Description of the task: Reproduce every line of the listing as written, apart from the pictures.

Data rows:
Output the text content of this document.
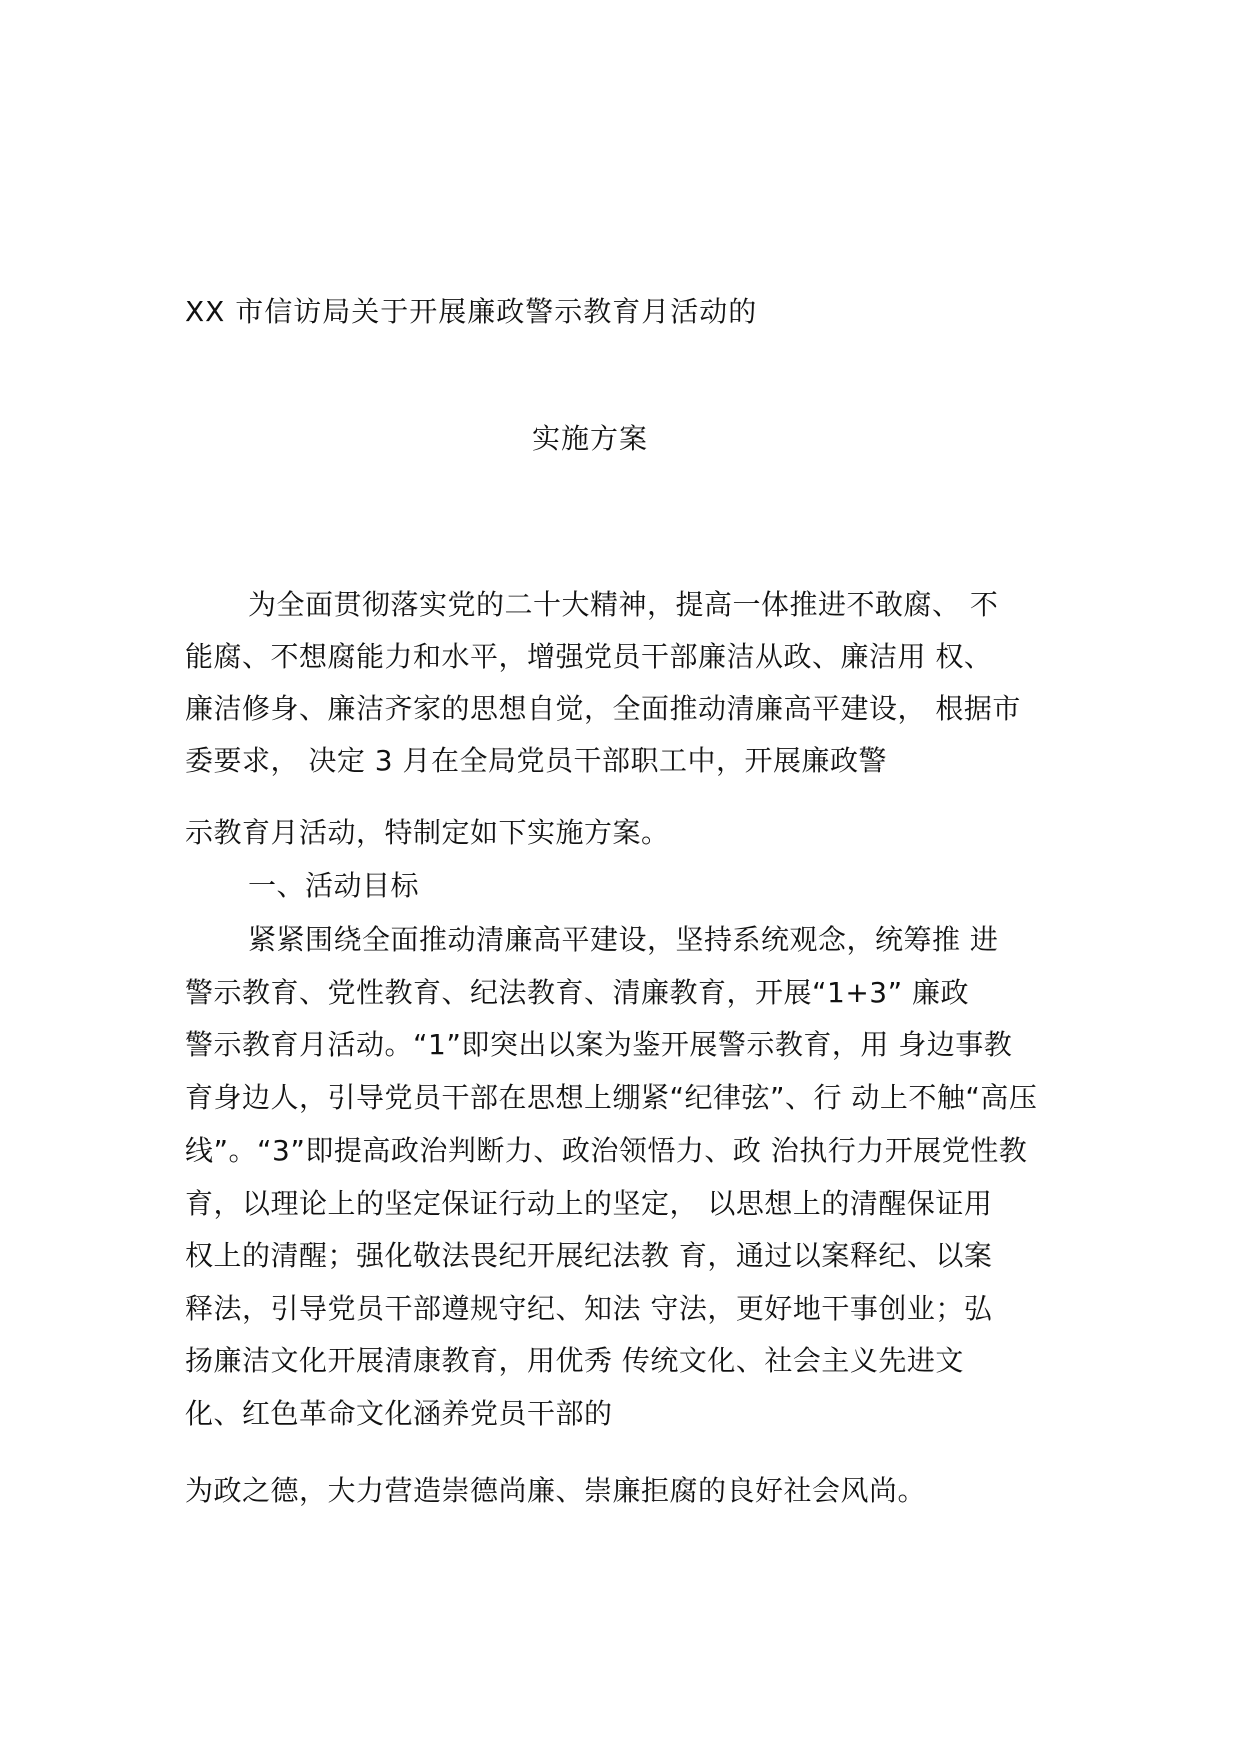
XX 市信访局关于开展廉政警示教育月活动的
实施方案
为全面贯彻落实党的二十大精神，提高一体推进不敢腐、 不
能腐、不想腐能力和水平，增强党员干部廉洁从政、廉洁用 权、
廉洁修身、廉洁齐家的思想自觉，全面推动清廉高平建设， 根据市
委要求， 决定 3 月在全局党员干部职工中，开展廉政警
示教育月活动，特制定如下实施方案。
一、活动目标
紧紧围绕全面推动清廉高平建设，坚持系统观念，统筹推 进
警示教育、党性教育、纪法教育、清廉教育，开展“1+3” 廉政
警示教育月活动。“1”即突出以案为鉴开展警示教育，用 身边事教
育身边人，引导党员干部在思想上绷紧“纪律弦”、行 动上不触“高压
线”。“3”即提高政治判断力、政治领悟力、政 治执行力开展党性教
育，以理论上的坚定保证行动上的坚定， 以思想上的清醒保证用
权上的清醒；强化敬法畏纪开展纪法教 育，通过以案释纪、以案
释法，引导党员干部遵规守纪、知法 守法，更好地干事创业；弘
扬廉洁文化开展清康教育，用优秀 传统文化、社会主义先进文
化、红色革命文化涵养党员干部的
为政之德，大力营造崇德尚廉、崇廉拒腐的良好社会风尚。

Full answer:
Output the text content of this document.
XX 市信访局关于开展廉政警示教育月活动的
实施方案
为全面贯彻落实党的二十大精神，提高一体推进不敢腐、 不
能腐、不想腐能力和水平，增强党员干部廉洁从政、廉洁用 权、
廉洁修身、廉洁齐家的思想自觉，全面推动清廉高平建设， 根据市
委要求， 决定 3 月在全局党员干部职工中，开展廉政警
示教育月活动，特制定如下实施方案。
一、活动目标
紧紧围绕全面推动清廉高平建设，坚持系统观念，统筹推 进
警示教育、党性教育、纪法教育、清廉教育，开展“1+3” 廉政
警示教育月活动。“1”即突出以案为鉴开展警示教育，用 身边事教
育身边人，引导党员干部在思想上绷紧“纪律弦”、行 动上不触“高压
线”。“3”即提高政治判断力、政治领悟力、政 治执行力开展党性教
育，以理论上的坚定保证行动上的坚定， 以思想上的清醒保证用
权上的清醒；强化敬法畏纪开展纪法教 育，通过以案释纪、以案
释法，引导党员干部遵规守纪、知法 守法，更好地干事创业；弘
扬廉洁文化开展清康教育，用优秀 传统文化、社会主义先进文
化、红色革命文化涵养党员干部的
为政之德，大力营造崇德尚廉、崇廉拒腐的良好社会风尚。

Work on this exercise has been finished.